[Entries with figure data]
═══

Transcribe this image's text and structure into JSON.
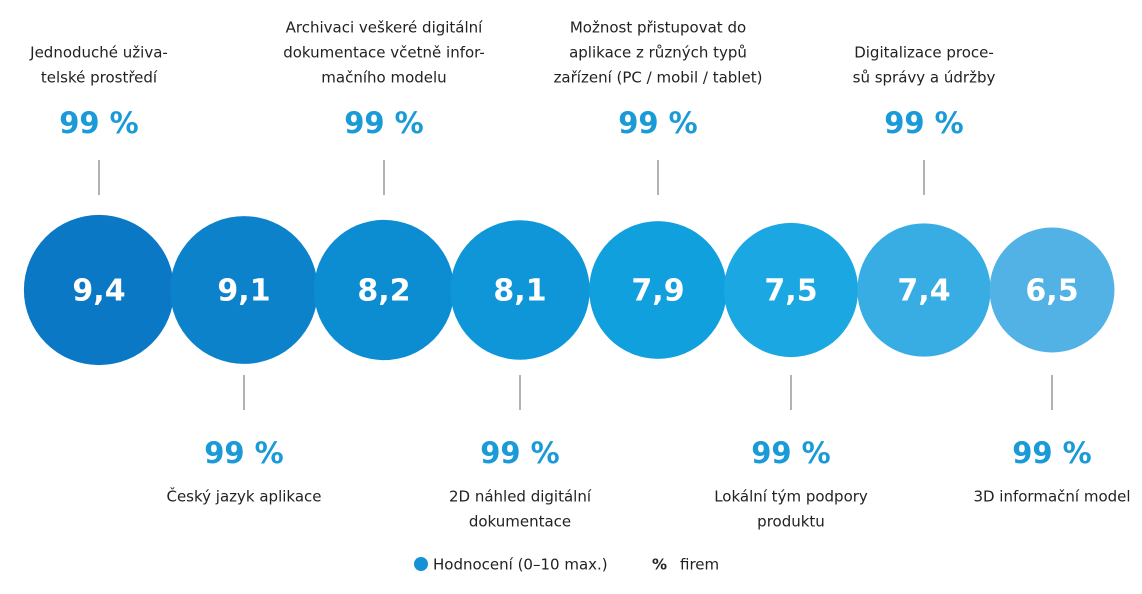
{
  "chart_data": {
    "type": "circles",
    "categories": [
      [
        "Jednoduché uživa-",
        "telské prostředí"
      ],
      [
        "Český jazyk aplikace"
      ],
      [
        "Archivaci veškeré digitální",
        "dokumentace včetně infor-",
        "mačního modelu"
      ],
      [
        "2D náhled digitální",
        "dokumentace"
      ],
      [
        "Možnost přistupovat do",
        "aplikace z různých typů",
        "zařízení (PC / mobil / tablet)"
      ],
      [
        "Lokální tým podpory",
        "produktu"
      ],
      [
        "Digitalizace proce-",
        "sů správy a údržby"
      ],
      [
        "3D informační model"
      ]
    ],
    "colors": [
      "#0a78c4",
      "#0b82ca",
      "#0c8dd2",
      "#0e96d8",
      "#10a0de",
      "#1ba7e2",
      "#37ade4",
      "#52b2e5"
    ],
    "series": [
      {
        "name": "Hodnocení (0–10 max.)",
        "color": "#1592d6",
        "values": [
          9.4,
          9.1,
          8.2,
          8.1,
          7.9,
          7.5,
          7.4,
          6.5
        ],
        "value_labels": [
          "9,4",
          "9,1",
          "8,2",
          "8,1",
          "7,9",
          "7,5",
          "7,4",
          "6,5"
        ]
      },
      {
        "name": "firem",
        "symbol": "%",
        "color": "#1a9ad6",
        "values": [
          99,
          99,
          99,
          99,
          99,
          99,
          99,
          99
        ],
        "value_labels": [
          "99 %",
          "99 %",
          "99 %",
          "99 %",
          "99 %",
          "99 %",
          "99 %",
          "99 %"
        ]
      }
    ]
  }
}
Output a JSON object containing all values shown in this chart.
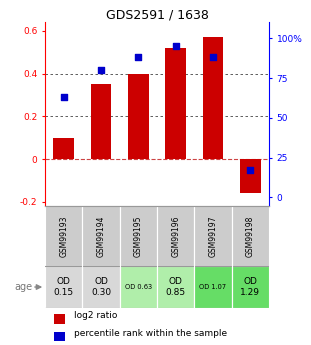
{
  "title": "GDS2591 / 1638",
  "samples": [
    "GSM99193",
    "GSM99194",
    "GSM99195",
    "GSM99196",
    "GSM99197",
    "GSM99198"
  ],
  "log2_ratio": [
    0.1,
    0.35,
    0.4,
    0.52,
    0.57,
    -0.16
  ],
  "percentile_rank": [
    63,
    80,
    88,
    95,
    88,
    17
  ],
  "bar_color": "#cc0000",
  "dot_color": "#0000cc",
  "ylim_left": [
    -0.22,
    0.64
  ],
  "ylim_right": [
    -5.5,
    110
  ],
  "yticks_left": [
    -0.2,
    0.0,
    0.2,
    0.4,
    0.6
  ],
  "yticks_right": [
    0,
    25,
    50,
    75,
    100
  ],
  "ytick_labels_left": [
    "-0.2",
    "0",
    "0.2",
    "0.4",
    "0.6"
  ],
  "ytick_labels_right": [
    "0",
    "25",
    "50",
    "75",
    "100%"
  ],
  "hlines": [
    0.2,
    0.4
  ],
  "zero_line_color": "#cc4444",
  "hline_color": "#444444",
  "age_labels": [
    "OD\n0.15",
    "OD\n0.30",
    "OD 0.63",
    "OD\n0.85",
    "OD 1.07",
    "OD\n1.29"
  ],
  "age_bg_colors": [
    "#d8d8d8",
    "#d8d8d8",
    "#b0eeaa",
    "#b0eeaa",
    "#66dd66",
    "#66dd66"
  ],
  "age_fontsize_large": [
    true,
    true,
    false,
    true,
    false,
    true
  ],
  "sample_bg_color": "#cccccc",
  "legend_log2": "log2 ratio",
  "legend_pct": "percentile rank within the sample",
  "bar_width": 0.55
}
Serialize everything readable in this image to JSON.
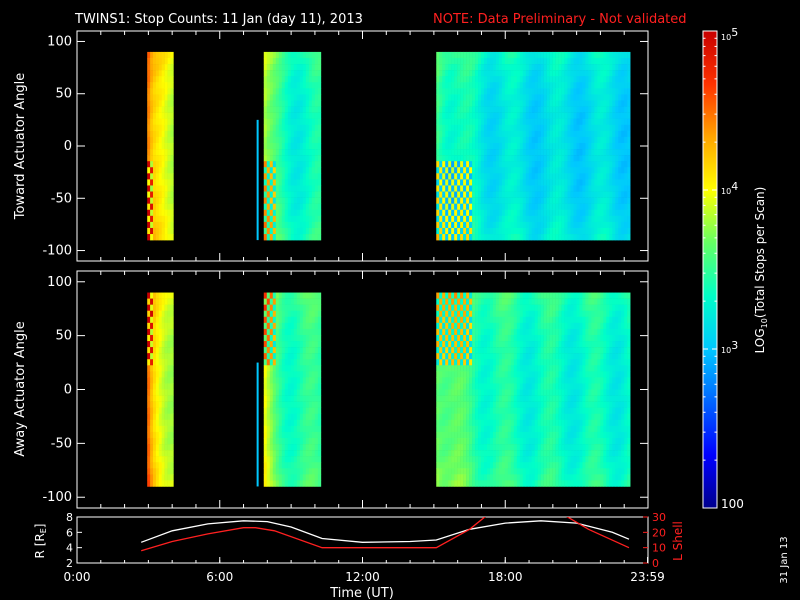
{
  "title": {
    "main": "TWINS1: Stop Counts: 11 Jan (day  11), 2013",
    "note": "NOTE: Data Preliminary - Not validated",
    "note_color": "#ff2020"
  },
  "side_stamp": "31 Jan 13",
  "colors": {
    "background": "#000000",
    "axes": "#ffffff",
    "annotation_red": "#ff2020",
    "colormap": [
      "#00008c",
      "#0000ff",
      "#0064ff",
      "#00c8ff",
      "#00ffc8",
      "#64ff64",
      "#ffff00",
      "#ffa500",
      "#ff3200",
      "#c80000"
    ]
  },
  "chart_data": [
    {
      "type": "heatmap",
      "panel": "top",
      "ylabel": "Toward Actuator Angle",
      "ylim": [
        -110,
        110
      ],
      "y_ticks": [
        "100",
        "50",
        "0",
        "-50",
        "-100"
      ],
      "x_range_hours": [
        0,
        24
      ],
      "blocks": [
        {
          "x": [
            2.95,
            4.05
          ],
          "y": [
            -90,
            90
          ],
          "level": 3.9
        },
        {
          "x": [
            7.55,
            7.6
          ],
          "y": [
            -90,
            25
          ],
          "level": 3.0
        },
        {
          "x": [
            7.85,
            10.25
          ],
          "y": [
            -90,
            90
          ],
          "level": 3.3
        },
        {
          "x": [
            15.1,
            23.25
          ],
          "y": [
            -90,
            90
          ],
          "level": 3.1
        }
      ]
    },
    {
      "type": "heatmap",
      "panel": "middle",
      "ylabel": "Away Actuator Angle",
      "ylim": [
        -110,
        110
      ],
      "y_ticks": [
        "100",
        "50",
        "0",
        "-50",
        "-100"
      ],
      "x_range_hours": [
        0,
        24
      ],
      "blocks": [
        {
          "x": [
            2.95,
            4.05
          ],
          "y": [
            -90,
            90
          ],
          "level": 3.9
        },
        {
          "x": [
            7.55,
            7.6
          ],
          "y": [
            -90,
            25
          ],
          "level": 3.0
        },
        {
          "x": [
            7.85,
            10.25
          ],
          "y": [
            -90,
            90
          ],
          "level": 3.4
        },
        {
          "x": [
            15.1,
            23.25
          ],
          "y": [
            -90,
            90
          ],
          "level": 3.3
        }
      ]
    },
    {
      "type": "line",
      "panel": "orbit",
      "xlabel": "Time (UT)",
      "x_ticks": [
        "0:00",
        "6:00",
        "12:00",
        "18:00",
        "23:59"
      ],
      "y_left_label": "R [RE]",
      "y_left_ticks": [
        "8",
        "6",
        "4",
        "2"
      ],
      "y_left_range": [
        2,
        8
      ],
      "y_right_label": "L Shell",
      "y_right_ticks": [
        "30",
        "20",
        "10",
        "0"
      ],
      "y_right_range": [
        0,
        30
      ],
      "series": [
        {
          "name": "R [RE]",
          "color": "#ffffff",
          "axis": "left",
          "x": [
            2.7,
            4.0,
            5.5,
            7.0,
            8.0,
            9.0,
            10.3,
            12.0,
            14.0,
            15.1,
            16.5,
            18.0,
            19.5,
            21.0,
            22.5,
            23.2
          ],
          "y": [
            4.7,
            6.2,
            7.1,
            7.5,
            7.4,
            6.7,
            5.2,
            4.7,
            4.8,
            5.0,
            6.4,
            7.2,
            7.5,
            7.2,
            6.0,
            5.1
          ]
        },
        {
          "name": "L Shell",
          "color": "#ff2020",
          "axis": "right",
          "x": [
            2.7,
            4.0,
            5.5,
            7.0,
            7.5,
            8.3,
            10.3,
            12.0,
            14.0,
            15.1,
            16.5,
            17.3,
            20.4,
            21.5,
            23.2
          ],
          "y": [
            8,
            14,
            19,
            23,
            23,
            21,
            10,
            10,
            10,
            10,
            22,
            32,
            32,
            22,
            10
          ]
        }
      ]
    }
  ],
  "colorbar": {
    "label": "LOG10(Total Stops per Scan)",
    "tick_labels": [
      "10^5",
      "10^4",
      "10^3",
      "100"
    ],
    "range_log": [
      2,
      5
    ]
  }
}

═══

EXERCISE DETAILS » Transcribe every entry word for word, but skip the pictures.

RESULT OF THIS TASK »
Transcribe this image's text and structure into JSON.
{
  "chart_data": {
    "type": "circles",
    "categories": [
      [
        "Jednoduché uživa-",
        "telské prostředí"
      ],
      [
        "Český jazyk aplikace"
      ],
      [
        "Archivaci veškeré digitální",
        "dokumentace včetně infor-",
        "mačního modelu"
      ],
      [
        "2D náhled digitální",
        "dokumentace"
      ],
      [
        "Možnost přistupovat do",
        "aplikace z různých typů",
        "zařízení (PC / mobil / tablet)"
      ],
      [
        "Lokální tým podpory",
        "produktu"
      ],
      [
        "Digitalizace proce-",
        "sů správy a údržby"
      ],
      [
        "3D informační model"
      ]
    ],
    "colors": [
      "#0a78c4",
      "#0b82ca",
      "#0c8dd2",
      "#0e96d8",
      "#10a0de",
      "#1ba7e2",
      "#37ade4",
      "#52b2e5"
    ],
    "series": [
      {
        "name": "Hodnocení (0–10 max.)",
        "color": "#1592d6",
        "values": [
          9.4,
          9.1,
          8.2,
          8.1,
          7.9,
          7.5,
          7.4,
          6.5
        ],
        "value_labels": [
          "9,4",
          "9,1",
          "8,2",
          "8,1",
          "7,9",
          "7,5",
          "7,4",
          "6,5"
        ]
      },
      {
        "name": "firem",
        "symbol": "%",
        "color": "#1a9ad6",
        "values": [
          99,
          99,
          99,
          99,
          99,
          99,
          99,
          99
        ],
        "value_labels": [
          "99 %",
          "99 %",
          "99 %",
          "99 %",
          "99 %",
          "99 %",
          "99 %",
          "99 %"
        ]
      }
    ]
  }
}
Output a JSON object containing all values shown in this chart.
{
  "title": "GDS2591 / 1638",
  "samples": [
    "GSM99193",
    "GSM99194",
    "GSM99195",
    "GSM99196",
    "GSM99197",
    "GSM99198"
  ],
  "log2_ratio": [
    0.1,
    0.35,
    0.4,
    0.52,
    0.57,
    -0.16
  ],
  "percentile_rank": [
    63,
    80,
    88,
    95,
    88,
    17
  ],
  "bar_color": "#cc0000",
  "dot_color": "#0000cc",
  "ylim_left": [
    -0.22,
    0.64
  ],
  "ylim_right": [
    -5.5,
    110
  ],
  "yticks_left": [
    -0.2,
    0.0,
    0.2,
    0.4,
    0.6
  ],
  "yticks_right": [
    0,
    25,
    50,
    75,
    100
  ],
  "ytick_labels_left": [
    "-0.2",
    "0",
    "0.2",
    "0.4",
    "0.6"
  ],
  "ytick_labels_right": [
    "0",
    "25",
    "50",
    "75",
    "100%"
  ],
  "hlines": [
    0.2,
    0.4
  ],
  "zero_line_color": "#cc4444",
  "hline_color": "#444444",
  "age_labels": [
    "OD\n0.15",
    "OD\n0.30",
    "OD 0.63",
    "OD\n0.85",
    "OD 1.07",
    "OD\n1.29"
  ],
  "age_bg_colors": [
    "#d8d8d8",
    "#d8d8d8",
    "#b0eeaa",
    "#b0eeaa",
    "#66dd66",
    "#66dd66"
  ],
  "age_fontsize_large": [
    true,
    true,
    false,
    true,
    false,
    true
  ],
  "sample_bg_color": "#cccccc",
  "legend_log2": "log2 ratio",
  "legend_pct": "percentile rank within the sample",
  "bar_width": 0.55
}
Serialize everything readable in this image to JSON.
{
  "title": {
    "main": "TWINS1: Stop Counts: 11 Jan (day  11), 2013",
    "note": "NOTE: Data Preliminary - Not validated",
    "note_color": "#ff2020"
  },
  "side_stamp": "31 Jan 13",
  "colors": {
    "background": "#000000",
    "axes": "#ffffff",
    "annotation_red": "#ff2020",
    "colormap": [
      "#00008c",
      "#0000ff",
      "#0064ff",
      "#00c8ff",
      "#00ffc8",
      "#64ff64",
      "#ffff00",
      "#ffa500",
      "#ff3200",
      "#c80000"
    ]
  },
  "chart_data": [
    {
      "type": "heatmap",
      "panel": "top",
      "ylabel": "Toward Actuator Angle",
      "ylim": [
        -110,
        110
      ],
      "y_ticks": [
        "100",
        "50",
        "0",
        "-50",
        "-100"
      ],
      "x_range_hours": [
        0,
        24
      ],
      "blocks": [
        {
          "x": [
            2.95,
            4.05
          ],
          "y": [
            -90,
            90
          ],
          "level": 3.9
        },
        {
          "x": [
            7.55,
            7.6
          ],
          "y": [
            -90,
            25
          ],
          "level": 3.0
        },
        {
          "x": [
            7.85,
            10.25
          ],
          "y": [
            -90,
            90
          ],
          "level": 3.3
        },
        {
          "x": [
            15.1,
            23.25
          ],
          "y": [
            -90,
            90
          ],
          "level": 3.1
        }
      ]
    },
    {
      "type": "heatmap",
      "panel": "middle",
      "ylabel": "Away Actuator Angle",
      "ylim": [
        -110,
        110
      ],
      "y_ticks": [
        "100",
        "50",
        "0",
        "-50",
        "-100"
      ],
      "x_range_hours": [
        0,
        24
      ],
      "blocks": [
        {
          "x": [
            2.95,
            4.05
          ],
          "y": [
            -90,
            90
          ],
          "level": 3.9
        },
        {
          "x": [
            7.55,
            7.6
          ],
          "y": [
            -90,
            25
          ],
          "level": 3.0
        },
        {
          "x": [
            7.85,
            10.25
          ],
          "y": [
            -90,
            90
          ],
          "level": 3.4
        },
        {
          "x": [
            15.1,
            23.25
          ],
          "y": [
            -90,
            90
          ],
          "level": 3.3
        }
      ]
    },
    {
      "type": "line",
      "panel": "orbit",
      "xlabel": "Time (UT)",
      "x_ticks": [
        "0:00",
        "6:00",
        "12:00",
        "18:00",
        "23:59"
      ],
      "y_left_label": "R [RE]",
      "y_left_ticks": [
        "8",
        "6",
        "4",
        "2"
      ],
      "y_left_range": [
        2,
        8
      ],
      "y_right_label": "L Shell",
      "y_right_ticks": [
        "30",
        "20",
        "10",
        "0"
      ],
      "y_right_range": [
        0,
        30
      ],
      "series": [
        {
          "name": "R [RE]",
          "color": "#ffffff",
          "axis": "left",
          "x": [
            2.7,
            4.0,
            5.5,
            7.0,
            8.0,
            9.0,
            10.3,
            12.0,
            14.0,
            15.1,
            16.5,
            18.0,
            19.5,
            21.0,
            22.5,
            23.2
          ],
          "y": [
            4.7,
            6.2,
            7.1,
            7.5,
            7.4,
            6.7,
            5.2,
            4.7,
            4.8,
            5.0,
            6.4,
            7.2,
            7.5,
            7.2,
            6.0,
            5.1
          ]
        },
        {
          "name": "L Shell",
          "color": "#ff2020",
          "axis": "right",
          "x": [
            2.7,
            4.0,
            5.5,
            7.0,
            7.5,
            8.3,
            10.3,
            12.0,
            14.0,
            15.1,
            16.5,
            17.3,
            20.4,
            21.5,
            23.2
          ],
          "y": [
            8,
            14,
            19,
            23,
            23,
            21,
            10,
            10,
            10,
            10,
            22,
            32,
            32,
            22,
            10
          ]
        }
      ]
    }
  ],
  "colorbar": {
    "label": "LOG10(Total Stops per Scan)",
    "tick_labels": [
      "10^5",
      "10^4",
      "10^3",
      "100"
    ],
    "range_log": [
      2,
      5
    ]
  }
}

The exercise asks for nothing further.